:: ТЕКСТ ДЛЯ ЧТЕНИЯ ::
Я всей душой согласен с Вами, что писание стихов как самоцель — чушь. Но ведь как рождалось-то и росло: игра, в которой ощущаешь силу, голос старых мастеров, слушая который перехватывает дыхание, топотанье стихов в мозгу — такое неотвязное, что легче становится только тогда, когда запишешь их, мир, который с каждым годом все покорнее ложится на бумагу.
А потом — ведь с юности думалось, как бы послужить людям, принести хоть какую-нибудь пользу, недаром прожить жизнь, сделать что-то, чтобы люди были лучше, чтобы жизнь была теплей и человечней. И если чувствуешь в себе силу сделать это стихами, в искусстве — тогда все другие пути теряются в тумане и все становится не важным, подчас и сама жизнь. Так много растеряно, брошено, убито, не достигнуто, и только самое дорогое пронесено через всю жизнь: любовь к жене и стихи.
К тому же я верю давно в страшную силу искусства, силу, не поддающуюся никаким измерениям и все же могучую, ни с чем не сравнимую силу. Вечность этих Джиоконд и Инфант, где каждый находит свое смутное, не осознанное и волнующее, и художник, умерший много веков назад, силой своего искусства воспитывает людей до сих пор, — что может быть завидней такой силы и какое счастье может ощущать тот, кто положил свой камень в это вечное здание. Я никого ни с кем не сравниваю, я снимаю понятие масштабов.

:: ЗАДАНИЕ ::
Продолжите текст о стихах и силе искусства, начав сразу после его последнего предложения. Материал ниже здесь не используется.

:: ПЕРЕЧЕНЬ ДАННЫХ ::
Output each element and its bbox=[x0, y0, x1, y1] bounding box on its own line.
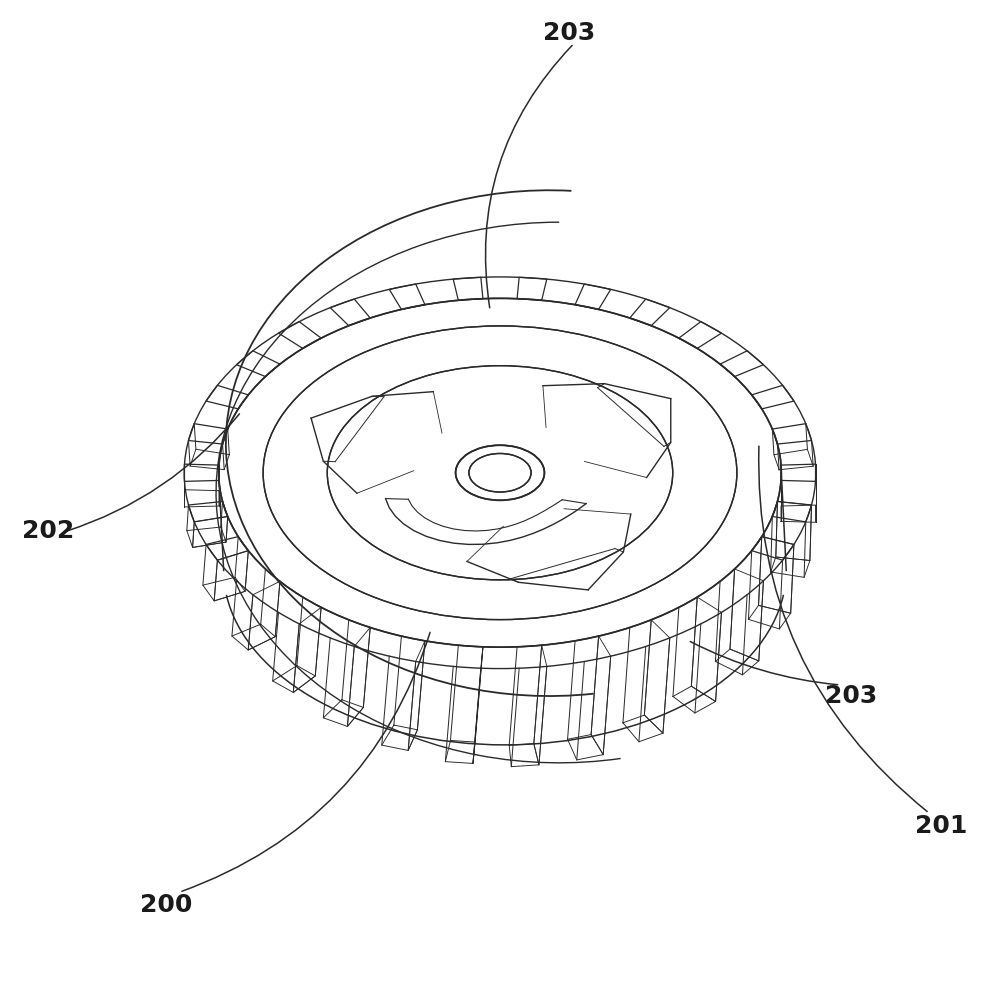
Text: 203: 203 bbox=[543, 21, 595, 44]
Text: 201: 201 bbox=[915, 813, 967, 837]
Text: 203: 203 bbox=[825, 683, 877, 707]
Text: 200: 200 bbox=[140, 892, 193, 916]
Text: 202: 202 bbox=[22, 519, 74, 542]
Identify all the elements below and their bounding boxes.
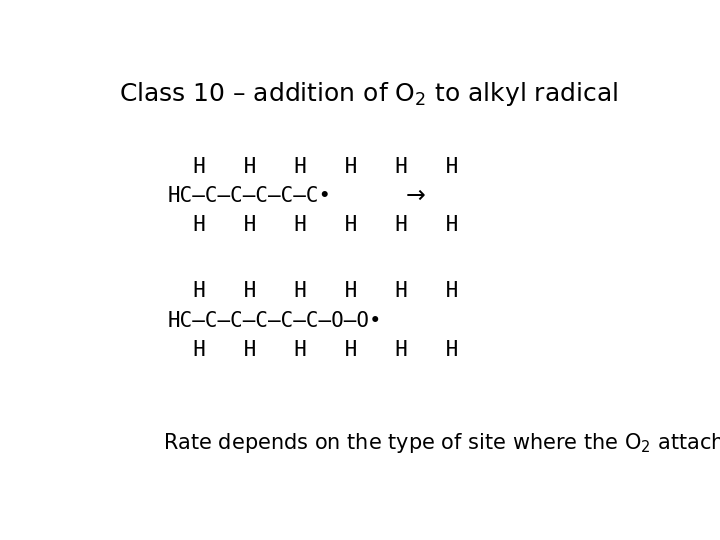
Text: H   H   H   H   H   H: H H H H H H [168, 215, 459, 235]
Text: H   H   H   H   H   H: H H H H H H [168, 340, 459, 360]
Text: Rate depends on the type of site where the O$_2$ attaches: Rate depends on the type of site where t… [163, 431, 720, 455]
Text: HC–C–C–C–C–C•: HC–C–C–C–C–C• [168, 186, 332, 206]
Text: Class 10 – addition of O$_2$ to alkyl radical: Class 10 – addition of O$_2$ to alkyl ra… [120, 80, 618, 108]
Text: H   H   H   H   H   H: H H H H H H [168, 281, 459, 301]
Text: HC–C–C–C–C–C–O–O•: HC–C–C–C–C–C–O–O• [168, 310, 383, 330]
Text: H   H   H   H   H   H: H H H H H H [168, 157, 459, 177]
Text: →: → [405, 184, 425, 208]
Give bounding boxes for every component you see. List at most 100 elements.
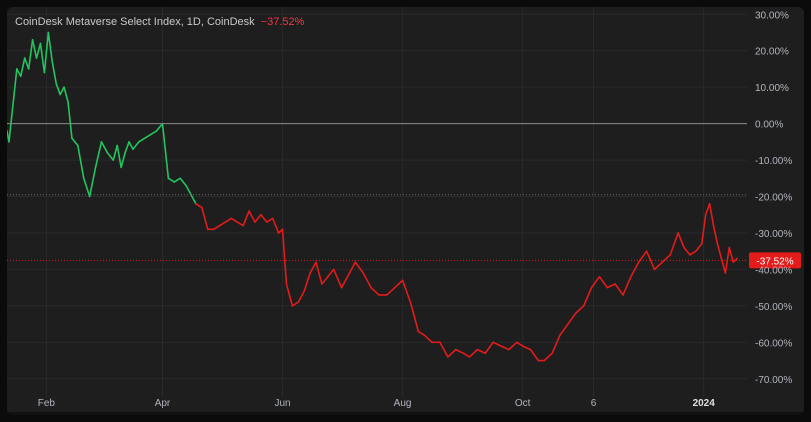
series-segment <box>521 345 532 351</box>
series-segment <box>500 345 510 351</box>
y-tick-label: -30.00% <box>755 229 792 240</box>
series-segment <box>543 352 553 362</box>
series-segment <box>326 268 335 278</box>
series-segment <box>622 275 632 296</box>
series-segment <box>47 31 54 63</box>
series-segment <box>386 286 396 296</box>
series-segment <box>63 86 69 103</box>
chart-panel: -37.52% 30.00% 20.00% 10.00% 0.00% -10.00% -2… <box>7 7 804 415</box>
series-segment <box>346 261 357 278</box>
series-segment <box>260 213 268 223</box>
series-segment <box>254 213 262 223</box>
series-segment <box>462 352 471 358</box>
series-segment <box>417 330 426 336</box>
series-segment <box>35 42 42 59</box>
series-segment <box>19 57 26 78</box>
x-tick-label: Jun <box>274 398 290 409</box>
y-tick-label: 0.00% <box>755 120 783 131</box>
series-segment <box>340 275 349 289</box>
series-segment <box>454 348 465 355</box>
series-segment <box>31 39 38 59</box>
series-segment <box>155 122 164 132</box>
series-segment <box>716 243 723 260</box>
series-segment <box>669 232 679 256</box>
series-segment <box>12 68 18 107</box>
series-segment <box>468 348 479 358</box>
series-segment <box>401 279 412 304</box>
series-segment <box>138 137 146 143</box>
series-segment <box>630 261 640 278</box>
series-segment <box>43 31 50 74</box>
series-segment <box>447 348 457 358</box>
series-segment <box>100 141 109 154</box>
series-segment <box>201 206 209 231</box>
series-segment <box>574 305 585 314</box>
series-segment <box>124 141 130 154</box>
series-segment <box>120 151 126 169</box>
series-segment <box>195 203 203 209</box>
series-segment <box>106 151 115 161</box>
series-segment <box>242 210 250 227</box>
series-segment <box>16 68 22 78</box>
last-value-badge <box>749 252 801 269</box>
grid-layer <box>7 7 747 397</box>
series-segment <box>567 312 577 325</box>
series-segment <box>529 348 540 362</box>
series-segment <box>59 86 65 96</box>
series-segment <box>77 144 85 180</box>
series-segment <box>590 275 601 289</box>
series-segment <box>559 323 569 336</box>
y-tick-label: -10.00% <box>755 156 792 167</box>
series-segment <box>409 301 420 333</box>
series-segment <box>332 268 343 289</box>
series-segment <box>423 334 433 344</box>
series-segment <box>677 232 685 249</box>
series-segment <box>271 217 280 234</box>
series-segment <box>683 246 691 256</box>
y-tick-label: -20.00% <box>755 193 792 204</box>
series-segment <box>149 130 158 136</box>
x-tick-label: 2024 <box>693 398 716 409</box>
series-segment <box>354 261 365 274</box>
series-segment <box>606 283 616 289</box>
y-tick-label: -50.00% <box>755 302 792 313</box>
series-segment <box>484 341 494 355</box>
y-tick-label: 10.00% <box>755 83 789 94</box>
series-segment <box>712 224 719 245</box>
series-segment <box>476 348 487 355</box>
series-segment <box>55 82 61 96</box>
y-tick-label: 30.00% <box>755 10 789 21</box>
y-tick-label: -60.00% <box>755 338 792 349</box>
series-segment <box>132 141 140 150</box>
series-segment <box>291 301 300 307</box>
series-segment <box>695 243 703 253</box>
series-segment <box>143 133 152 140</box>
series-segment <box>265 217 274 223</box>
series-segment <box>309 261 317 274</box>
series-segment <box>700 213 707 245</box>
series-segment <box>236 221 244 227</box>
series-segment <box>297 290 305 304</box>
series-segment <box>67 100 73 140</box>
series-segment <box>704 203 711 216</box>
y-tick-label: -70.00% <box>755 375 792 386</box>
series-segment <box>88 166 97 198</box>
series-segment <box>708 203 715 227</box>
x-tick-label: Feb <box>38 398 56 409</box>
series-segment <box>321 275 329 285</box>
series-segment <box>614 283 624 296</box>
series-segment <box>161 122 170 180</box>
series-segment <box>637 250 648 263</box>
series-segment <box>39 42 46 74</box>
series-segment <box>732 257 738 263</box>
series-segment <box>508 341 518 351</box>
series-segment <box>224 217 233 223</box>
y-tick-label: -40.00% <box>755 265 792 276</box>
series-segment <box>51 60 58 85</box>
chart-title: CoinDesk Metaverse Select Index, 1D, Coi… <box>15 16 255 28</box>
series-segment <box>653 261 664 271</box>
series-segment <box>248 210 256 223</box>
series-segment <box>393 279 404 289</box>
y-tick-label: 20.00% <box>755 47 789 58</box>
series-segment <box>23 57 30 70</box>
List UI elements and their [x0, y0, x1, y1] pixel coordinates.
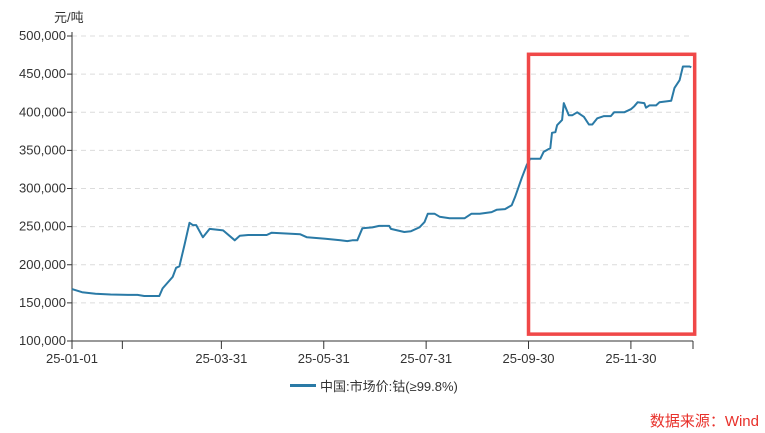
- y-tick-label: 400,000: [19, 104, 66, 119]
- legend-swatch: [290, 384, 316, 387]
- x-tick-label: 25-09-30: [502, 351, 554, 366]
- data-source-note: 数据来源：Wind: [649, 413, 759, 430]
- y-tick-label: 150,000: [19, 295, 66, 310]
- highlight-box: [526, 52, 697, 336]
- x-tick-label: 25-01-01: [46, 351, 98, 366]
- y-tick-label: 100,000: [19, 333, 66, 348]
- x-tick-label: 25-05-31: [298, 351, 350, 366]
- x-tick-label: 25-11-30: [605, 351, 656, 366]
- y-tick-label: 300,000: [19, 181, 66, 196]
- y-tick-label: 200,000: [19, 257, 66, 272]
- x-tick-label: 25-03-31: [195, 351, 247, 366]
- x-tick-label: 25-07-31: [400, 351, 452, 366]
- y-tick-label: 500,000: [19, 28, 66, 43]
- y-tick-label: 450,000: [19, 66, 66, 81]
- legend-label: 中国:市场价:钴(≥99.8%): [320, 379, 458, 394]
- y-tick-label: 250,000: [19, 219, 66, 234]
- series-line: [71, 65, 692, 297]
- y-axis-unit-label: 元/吨: [54, 10, 84, 25]
- legend[interactable]: 中国:市场价:钴(≥99.8%): [290, 376, 458, 395]
- y-tick-label: 350,000: [19, 142, 66, 157]
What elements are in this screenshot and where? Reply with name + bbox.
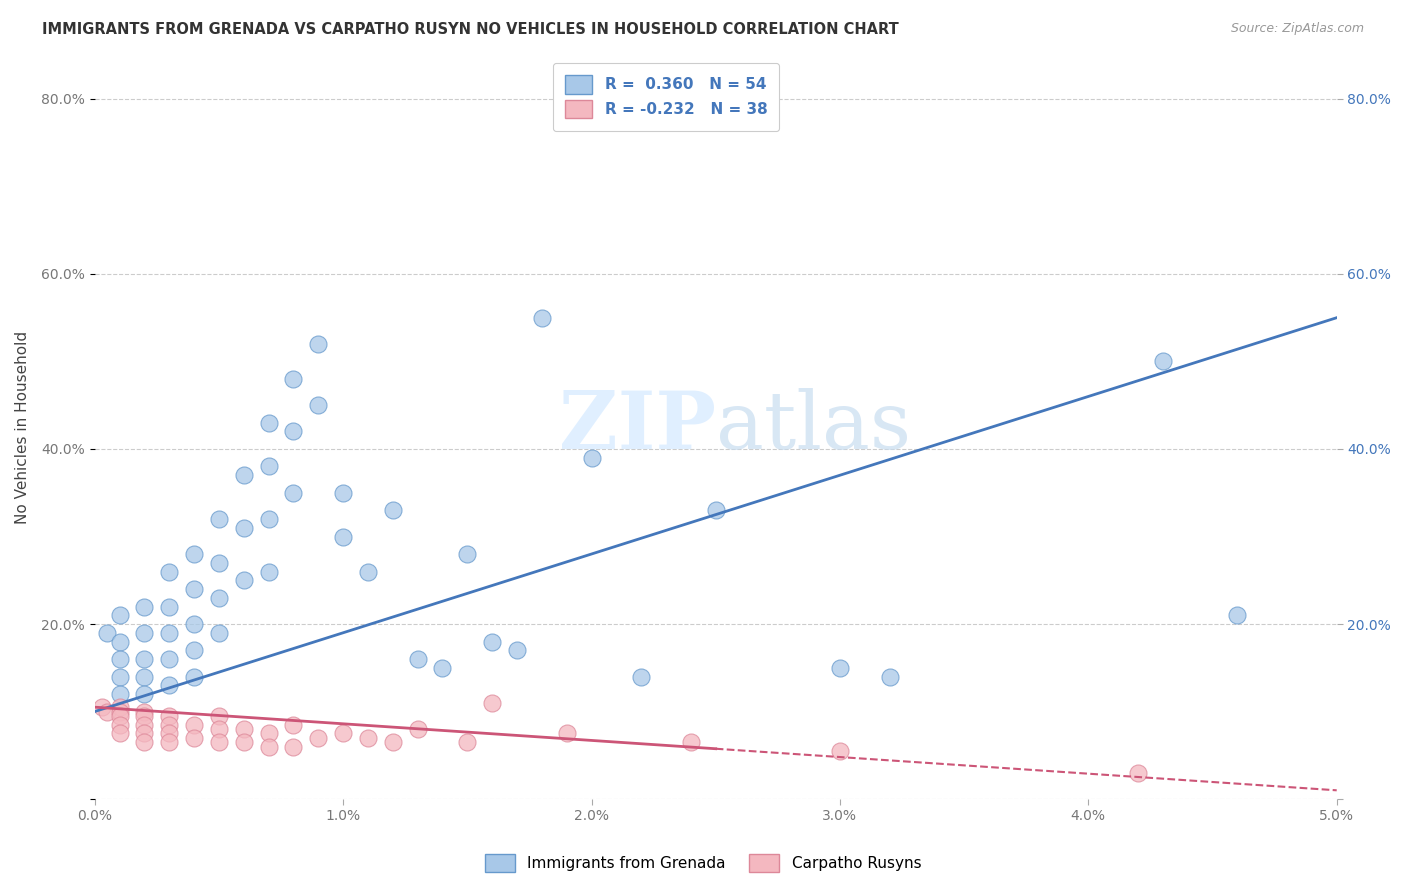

:: ВЫПОЛНЕННОЕ ЗАДАНИЕ ::
И как бы ни была грандиозна сила другого поэта — она не заставит меня замолчать. Пусть в тысячу раз слабее выражено виденное мной — это впервые сказано. Я счастлив оттого, что я понимаю, ощущаю, как писалась эта картина, я понимаю волнение художника и завидую ему, понимаю его душу, понимаю, как он говорил с жизнью и как жизнь говорила с ним. И больше того: я глубоко убежден, что искусство — это бессмертие жизни. Что-то, чего не коснулось искусство, — умрет рано или поздно.
Может быть, Вам смешно читать эти наивные строки. Я ничего не понимаю в теоретической стороне дела. Я просто объясняю Вам — почему я пишу стихи. Притом я уже ничего не могу с собой сделать — то, что заставляет брать карандаш и бумагу, — сильнее меня. Притом я смею надеяться, что все написанное мной — меньше всего литература.
Я пишу и не вижу конца всему тому, что мне хочется сказать и рассказать Вам. Вижу у себя тысячи недостатков, кроме указанных Вами, но все же написанное мною — стихи, и общение с жизнью на этой дороге — оправдано.
Вы говорите много верного, но кое в чем я не могу согласиться с Вами. И прежде всего — о зачеркивании прошлого, Ваших прошлых работ. Этот мотив переполняет Ваши последние сборники, и, стало быть, я знал это и раньше Вашего письма. Не чересчур ли жестоко это отречение? Я понимаю, что строгий мастер растет и живет, отрицая и уничтожая самого себя, но я помню, знаю и другое. Ведь я знаю людей, которые жили, выжили благодаря Вашим стихам, благодаря тому ощущению мира, которое сообщалось Вашими стихами — именно теми, которые предаются сейчас сожжению. Думали ли Вы об этом когда-нибудь? О людях, которые остались людьми только потому, что с ними были Ваши слова, Ваши рисунки и мысли? Что стихи читались, как молитвы. Не в том дело, что «ученики» брошены: стихи-то ведь живут и без Вас. К тому же это вовсе не ученики. Но была же в стихах этих такая жизнь и сила, которая, повторяю, людей сохранила людьми. …
… За эту переписку задет такой большой кусок моей жизни, что и не писать Вам я не могу, хотя и чувствую, как я врываюсь в Ваше спокойствие, в Ваши здоровье и силы и чересчур жадно и беззастенчиво пользуюсь Вашим вниманием, деликатностью и сердечностью. Я чувствую себя как-то виноватым перед Вами. И все-таки пишу.
Я слишком давно оторван от общественной жизни, от культурной жизни, чтобы жалеть об этом. И чтобы желать чего-либо другого, кроме прояснения вопросов этих всех для себя.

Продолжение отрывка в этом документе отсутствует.